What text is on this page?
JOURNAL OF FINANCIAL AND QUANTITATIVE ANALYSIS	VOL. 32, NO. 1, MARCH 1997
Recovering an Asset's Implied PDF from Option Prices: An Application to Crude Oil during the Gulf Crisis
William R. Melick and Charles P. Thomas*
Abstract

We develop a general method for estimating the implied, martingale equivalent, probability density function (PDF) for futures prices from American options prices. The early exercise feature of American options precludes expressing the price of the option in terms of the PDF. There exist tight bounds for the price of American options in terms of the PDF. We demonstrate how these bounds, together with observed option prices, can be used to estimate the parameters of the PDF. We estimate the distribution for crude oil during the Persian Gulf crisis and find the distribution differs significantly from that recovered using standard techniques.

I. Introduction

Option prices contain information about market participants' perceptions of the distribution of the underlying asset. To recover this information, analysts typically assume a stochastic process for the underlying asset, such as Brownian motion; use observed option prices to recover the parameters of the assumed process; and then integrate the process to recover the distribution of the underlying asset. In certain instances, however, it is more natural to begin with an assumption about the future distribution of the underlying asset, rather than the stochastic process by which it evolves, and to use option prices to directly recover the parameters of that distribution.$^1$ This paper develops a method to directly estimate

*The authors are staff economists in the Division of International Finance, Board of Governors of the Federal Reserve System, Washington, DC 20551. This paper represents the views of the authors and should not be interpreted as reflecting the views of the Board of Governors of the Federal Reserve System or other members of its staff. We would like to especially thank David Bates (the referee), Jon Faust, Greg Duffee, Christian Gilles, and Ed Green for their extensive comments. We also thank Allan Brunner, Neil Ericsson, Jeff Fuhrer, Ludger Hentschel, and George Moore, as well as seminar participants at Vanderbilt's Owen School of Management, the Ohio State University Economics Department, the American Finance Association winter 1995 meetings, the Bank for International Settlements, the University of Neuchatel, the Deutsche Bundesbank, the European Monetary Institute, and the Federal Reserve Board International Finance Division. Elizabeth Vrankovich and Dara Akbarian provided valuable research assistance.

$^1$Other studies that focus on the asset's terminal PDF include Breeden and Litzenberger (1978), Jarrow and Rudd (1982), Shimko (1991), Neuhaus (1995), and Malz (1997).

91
******
* **Direction**:
Output the records verbatim, from the first line to the last.

* **Exercise result**:
What text is on this page?
JOURNAL OF FINANCIAL AND QUANTITATIVE ANALYSIS	VOL. 32, NO. 1, MARCH 1997
Recovering an Asset's Implied PDF from Option Prices: An Application to Crude Oil during the Gulf Crisis
William R. Melick and Charles P. Thomas*
Abstract

We develop a general method for estimating the implied, martingale equivalent, probability density function (PDF) for futures prices from American options prices. The early exercise feature of American options precludes expressing the price of the option in terms of the PDF. There exist tight bounds for the price of American options in terms of the PDF. We demonstrate how these bounds, together with observed option prices, can be used to estimate the parameters of the PDF. We estimate the distribution for crude oil during the Persian Gulf crisis and find the distribution differs significantly from that recovered using standard techniques.

I. Introduction

Option prices contain information about market participants' perceptions of the distribution of the underlying asset. To recover this information, analysts typically assume a stochastic process for the underlying asset, such as Brownian motion; use observed option prices to recover the parameters of the assumed process; and then integrate the process to recover the distribution of the underlying asset. In certain instances, however, it is more natural to begin with an assumption about the future distribution of the underlying asset, rather than the stochastic process by which it evolves, and to use option prices to directly recover the parameters of that distribution.$^1$ This paper develops a method to directly estimate

*The authors are staff economists in the Division of International Finance, Board of Governors of the Federal Reserve System, Washington, DC 20551. This paper represents the views of the authors and should not be interpreted as reflecting the views of the Board of Governors of the Federal Reserve System or other members of its staff. We would like to especially thank David Bates (the referee), Jon Faust, Greg Duffee, Christian Gilles, and Ed Green for their extensive comments. We also thank Allan Brunner, Neil Ericsson, Jeff Fuhrer, Ludger Hentschel, and George Moore, as well as seminar participants at Vanderbilt's Owen School of Management, the Ohio State University Economics Department, the American Finance Association winter 1995 meetings, the Bank for International Settlements, the University of Neuchatel, the Deutsche Bundesbank, the European Monetary Institute, and the Federal Reserve Board International Finance Division. Elizabeth Vrankovich and Dara Akbarian provided valuable research assistance.

$^1$Other studies that focus on the asset's terminal PDF include Breeden and Litzenberger (1978), Jarrow and Rudd (1982), Shimko (1991), Neuhaus (1995), and Malz (1997).

91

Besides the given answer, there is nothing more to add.